## Stated problem
Retype the listing that follows, exactly as written.

## Available records
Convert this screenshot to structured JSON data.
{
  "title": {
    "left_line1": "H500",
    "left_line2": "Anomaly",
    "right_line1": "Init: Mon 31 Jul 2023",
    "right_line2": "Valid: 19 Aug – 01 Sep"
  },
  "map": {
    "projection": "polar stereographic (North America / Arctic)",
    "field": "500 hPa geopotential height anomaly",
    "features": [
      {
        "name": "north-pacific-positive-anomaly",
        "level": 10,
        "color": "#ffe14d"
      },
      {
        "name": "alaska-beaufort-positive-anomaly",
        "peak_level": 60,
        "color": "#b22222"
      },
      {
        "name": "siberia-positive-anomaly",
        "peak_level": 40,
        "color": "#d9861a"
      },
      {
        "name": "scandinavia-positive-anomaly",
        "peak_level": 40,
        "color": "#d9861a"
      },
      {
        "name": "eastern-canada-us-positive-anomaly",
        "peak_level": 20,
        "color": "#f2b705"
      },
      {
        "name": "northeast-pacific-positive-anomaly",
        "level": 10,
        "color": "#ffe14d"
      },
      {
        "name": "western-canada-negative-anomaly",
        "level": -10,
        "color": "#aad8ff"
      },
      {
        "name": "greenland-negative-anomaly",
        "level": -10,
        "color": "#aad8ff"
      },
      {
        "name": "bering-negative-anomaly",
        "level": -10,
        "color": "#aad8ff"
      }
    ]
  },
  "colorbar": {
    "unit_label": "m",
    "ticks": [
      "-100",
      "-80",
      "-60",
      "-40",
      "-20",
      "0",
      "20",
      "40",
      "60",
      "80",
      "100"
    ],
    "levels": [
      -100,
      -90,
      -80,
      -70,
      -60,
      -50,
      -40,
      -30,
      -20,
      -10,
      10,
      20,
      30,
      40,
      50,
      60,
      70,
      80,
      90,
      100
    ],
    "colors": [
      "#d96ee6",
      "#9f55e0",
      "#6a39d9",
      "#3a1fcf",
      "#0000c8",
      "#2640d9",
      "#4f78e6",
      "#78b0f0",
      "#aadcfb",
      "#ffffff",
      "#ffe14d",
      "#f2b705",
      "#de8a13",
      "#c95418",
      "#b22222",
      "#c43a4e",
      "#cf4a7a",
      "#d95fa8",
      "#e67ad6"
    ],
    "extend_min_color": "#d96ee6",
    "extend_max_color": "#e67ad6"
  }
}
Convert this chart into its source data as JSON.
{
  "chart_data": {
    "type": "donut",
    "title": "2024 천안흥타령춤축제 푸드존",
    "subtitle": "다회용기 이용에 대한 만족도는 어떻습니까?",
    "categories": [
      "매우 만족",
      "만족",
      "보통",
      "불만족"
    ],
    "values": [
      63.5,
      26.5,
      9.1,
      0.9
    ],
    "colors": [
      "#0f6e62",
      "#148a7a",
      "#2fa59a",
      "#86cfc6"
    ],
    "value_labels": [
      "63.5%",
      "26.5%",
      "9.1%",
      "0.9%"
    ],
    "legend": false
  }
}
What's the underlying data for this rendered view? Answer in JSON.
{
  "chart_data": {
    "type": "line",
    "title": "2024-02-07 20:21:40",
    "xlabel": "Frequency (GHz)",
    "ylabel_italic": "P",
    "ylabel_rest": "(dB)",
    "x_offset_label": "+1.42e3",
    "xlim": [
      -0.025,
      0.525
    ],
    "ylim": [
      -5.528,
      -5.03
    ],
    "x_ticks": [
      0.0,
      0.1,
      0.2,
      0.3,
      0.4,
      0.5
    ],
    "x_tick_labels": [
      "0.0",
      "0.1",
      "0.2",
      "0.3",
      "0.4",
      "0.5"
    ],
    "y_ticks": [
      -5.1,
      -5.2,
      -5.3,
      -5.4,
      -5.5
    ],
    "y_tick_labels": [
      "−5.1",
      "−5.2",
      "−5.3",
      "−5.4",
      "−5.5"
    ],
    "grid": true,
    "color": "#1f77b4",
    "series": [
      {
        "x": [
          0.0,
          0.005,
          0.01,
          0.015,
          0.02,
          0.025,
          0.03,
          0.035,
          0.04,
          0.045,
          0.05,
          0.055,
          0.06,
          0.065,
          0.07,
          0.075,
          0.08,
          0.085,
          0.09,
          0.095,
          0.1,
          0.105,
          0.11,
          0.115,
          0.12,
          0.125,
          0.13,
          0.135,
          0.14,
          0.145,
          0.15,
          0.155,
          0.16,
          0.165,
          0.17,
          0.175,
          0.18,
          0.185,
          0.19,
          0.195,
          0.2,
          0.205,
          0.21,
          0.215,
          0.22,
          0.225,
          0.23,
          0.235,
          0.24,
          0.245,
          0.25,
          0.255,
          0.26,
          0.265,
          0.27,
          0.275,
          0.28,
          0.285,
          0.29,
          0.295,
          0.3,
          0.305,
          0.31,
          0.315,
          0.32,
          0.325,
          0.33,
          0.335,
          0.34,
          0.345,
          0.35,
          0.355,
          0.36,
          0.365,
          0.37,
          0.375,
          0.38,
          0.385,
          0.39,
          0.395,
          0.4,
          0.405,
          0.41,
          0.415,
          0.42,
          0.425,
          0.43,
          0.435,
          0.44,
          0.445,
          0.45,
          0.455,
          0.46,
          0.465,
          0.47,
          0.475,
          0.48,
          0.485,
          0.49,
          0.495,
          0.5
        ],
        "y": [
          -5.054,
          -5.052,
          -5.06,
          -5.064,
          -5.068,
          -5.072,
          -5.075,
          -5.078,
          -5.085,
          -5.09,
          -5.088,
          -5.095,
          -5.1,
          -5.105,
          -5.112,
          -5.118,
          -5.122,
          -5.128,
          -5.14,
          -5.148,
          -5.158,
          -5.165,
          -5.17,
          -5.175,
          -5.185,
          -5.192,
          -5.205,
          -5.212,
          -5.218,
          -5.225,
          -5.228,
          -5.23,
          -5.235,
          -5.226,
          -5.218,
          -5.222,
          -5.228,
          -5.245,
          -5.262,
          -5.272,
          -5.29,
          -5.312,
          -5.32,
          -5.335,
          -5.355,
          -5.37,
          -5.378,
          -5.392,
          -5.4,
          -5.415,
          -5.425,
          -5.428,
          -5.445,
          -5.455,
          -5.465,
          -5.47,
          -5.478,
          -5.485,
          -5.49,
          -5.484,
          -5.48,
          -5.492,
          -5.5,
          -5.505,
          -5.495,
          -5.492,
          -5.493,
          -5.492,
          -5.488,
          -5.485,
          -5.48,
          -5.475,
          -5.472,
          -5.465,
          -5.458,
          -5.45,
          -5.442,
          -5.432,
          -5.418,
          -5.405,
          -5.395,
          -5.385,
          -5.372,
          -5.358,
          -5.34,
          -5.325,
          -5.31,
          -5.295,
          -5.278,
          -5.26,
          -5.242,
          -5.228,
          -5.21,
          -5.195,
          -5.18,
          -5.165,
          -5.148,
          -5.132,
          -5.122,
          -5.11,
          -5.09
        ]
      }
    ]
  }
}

## Full response
Convert this screenshot to structured JSON data.
{
  "title": {
    "left_line1": "H500",
    "left_line2": "Anomaly",
    "right_line1": "Init: Mon 31 Jul 2023",
    "right_line2": "Valid: 19 Aug – 01 Sep"
  },
  "map": {
    "projection": "polar stereographic (North America / Arctic)",
    "field": "500 hPa geopotential height anomaly",
    "features": [
      {
        "name": "north-pacific-positive-anomaly",
        "level": 10,
        "color": "#ffe14d"
      },
      {
        "name": "alaska-beaufort-positive-anomaly",
        "peak_level": 60,
        "color": "#b22222"
      },
      {
        "name": "siberia-positive-anomaly",
        "peak_level": 40,
        "color": "#d9861a"
      },
      {
        "name": "scandinavia-positive-anomaly",
        "peak_level": 40,
        "color": "#d9861a"
      },
      {
        "name": "eastern-canada-us-positive-anomaly",
        "peak_level": 20,
        "color": "#f2b705"
      },
      {
        "name": "northeast-pacific-positive-anomaly",
        "level": 10,
        "color": "#ffe14d"
      },
      {
        "name": "western-canada-negative-anomaly",
        "level": -10,
        "color": "#aad8ff"
      },
      {
        "name": "greenland-negative-anomaly",
        "level": -10,
        "color": "#aad8ff"
      },
      {
        "name": "bering-negative-anomaly",
        "level": -10,
        "color": "#aad8ff"
      }
    ]
  },
  "colorbar": {
    "unit_label": "m",
    "ticks": [
      "-100",
      "-80",
      "-60",
      "-40",
      "-20",
      "0",
      "20",
      "40",
      "60",
      "80",
      "100"
    ],
    "levels": [
      -100,
      -90,
      -80,
      -70,
      -60,
      -50,
      -40,
      -30,
      -20,
      -10,
      10,
      20,
      30,
      40,
      50,
      60,
      70,
      80,
      90,
      100
    ],
    "colors": [
      "#d96ee6",
      "#9f55e0",
      "#6a39d9",
      "#3a1fcf",
      "#0000c8",
      "#2640d9",
      "#4f78e6",
      "#78b0f0",
      "#aadcfb",
      "#ffffff",
      "#ffe14d",
      "#f2b705",
      "#de8a13",
      "#c95418",
      "#b22222",
      "#c43a4e",
      "#cf4a7a",
      "#d95fa8",
      "#e67ad6"
    ],
    "extend_min_color": "#d96ee6",
    "extend_max_color": "#e67ad6"
  }
}
Convert this chart into its source data as JSON.
{
  "chart_data": {
    "type": "donut",
    "title": "2024 천안흥타령춤축제 푸드존",
    "subtitle": "다회용기 이용에 대한 만족도는 어떻습니까?",
    "categories": [
      "매우 만족",
      "만족",
      "보통",
      "불만족"
    ],
    "values": [
      63.5,
      26.5,
      9.1,
      0.9
    ],
    "colors": [
      "#0f6e62",
      "#148a7a",
      "#2fa59a",
      "#86cfc6"
    ],
    "value_labels": [
      "63.5%",
      "26.5%",
      "9.1%",
      "0.9%"
    ],
    "legend": false
  }
}
What's the underlying data for this rendered view? Answer in JSON.
{
  "chart_data": {
    "type": "line",
    "title": "2024-02-07 20:21:40",
    "xlabel": "Frequency (GHz)",
    "ylabel_italic": "P",
    "ylabel_rest": "(dB)",
    "x_offset_label": "+1.42e3",
    "xlim": [
      -0.025,
      0.525
    ],
    "ylim": [
      -5.528,
      -5.03
    ],
    "x_ticks": [
      0.0,
      0.1,
      0.2,
      0.3,
      0.4,
      0.5
    ],
    "x_tick_labels": [
      "0.0",
      "0.1",
      "0.2",
      "0.3",
      "0.4",
      "0.5"
    ],
    "y_ticks": [
      -5.1,
      -5.2,
      -5.3,
      -5.4,
      -5.5
    ],
    "y_tick_labels": [
      "−5.1",
      "−5.2",
      "−5.3",
      "−5.4",
      "−5.5"
    ],
    "grid": true,
    "color": "#1f77b4",
    "series": [
      {
        "x": [
          0.0,
          0.005,
          0.01,
          0.015,
          0.02,
          0.025,
          0.03,
          0.035,
          0.04,
          0.045,
          0.05,
          0.055,
          0.06,
          0.065,
          0.07,
          0.075,
          0.08,
          0.085,
          0.09,
          0.095,
          0.1,
          0.105,
          0.11,
          0.115,
          0.12,
          0.125,
          0.13,
          0.135,
          0.14,
          0.145,
          0.15,
          0.155,
          0.16,
          0.165,
          0.17,
          0.175,
          0.18,
          0.185,
          0.19,
          0.195,
          0.2,
          0.205,
          0.21,
          0.215,
          0.22,
          0.225,
          0.23,
          0.235,
          0.24,
          0.245,
          0.25,
          0.255,
          0.26,
          0.265,
          0.27,
          0.275,
          0.28,
          0.285,
          0.29,
          0.295,
          0.3,
          0.305,
          0.31,
          0.315,
          0.32,
          0.325,
          0.33,
          0.335,
          0.34,
          0.345,
          0.35,
          0.355,
          0.36,
          0.365,
          0.37,
          0.375,
          0.38,
          0.385,
          0.39,
          0.395,
          0.4,
          0.405,
          0.41,
          0.415,
          0.42,
          0.425,
          0.43,
          0.435,
          0.44,
          0.445,
          0.45,
          0.455,
          0.46,
          0.465,
          0.47,
          0.475,
          0.48,
          0.485,
          0.49,
          0.495,
          0.5
        ],
        "y": [
          -5.054,
          -5.052,
          -5.06,
          -5.064,
          -5.068,
          -5.072,
          -5.075,
          -5.078,
          -5.085,
          -5.09,
          -5.088,
          -5.095,
          -5.1,
          -5.105,
          -5.112,
          -5.118,
          -5.122,
          -5.128,
          -5.14,
          -5.148,
          -5.158,
          -5.165,
          -5.17,
          -5.175,
          -5.185,
          -5.192,
          -5.205,
          -5.212,
          -5.218,
          -5.225,
          -5.228,
          -5.23,
          -5.235,
          -5.226,
          -5.218,
          -5.222,
          -5.228,
          -5.245,
          -5.262,
          -5.272,
          -5.29,
          -5.312,
          -5.32,
          -5.335,
          -5.355,
          -5.37,
          -5.378,
          -5.392,
          -5.4,
          -5.415,
          -5.425,
          -5.428,
          -5.445,
          -5.455,
          -5.465,
          -5.47,
          -5.478,
          -5.485,
          -5.49,
          -5.484,
          -5.48,
          -5.492,
          -5.5,
          -5.505,
          -5.495,
          -5.492,
          -5.493,
          -5.492,
          -5.488,
          -5.485,
          -5.48,
          -5.475,
          -5.472,
          -5.465,
          -5.458,
          -5.45,
          -5.442,
          -5.432,
          -5.418,
          -5.405,
          -5.395,
          -5.385,
          -5.372,
          -5.358,
          -5.34,
          -5.325,
          -5.31,
          -5.295,
          -5.278,
          -5.26,
          -5.242,
          -5.228,
          -5.21,
          -5.195,
          -5.18,
          -5.165,
          -5.148,
          -5.132,
          -5.122,
          -5.11,
          -5.09
        ]
      }
    ]
  }
}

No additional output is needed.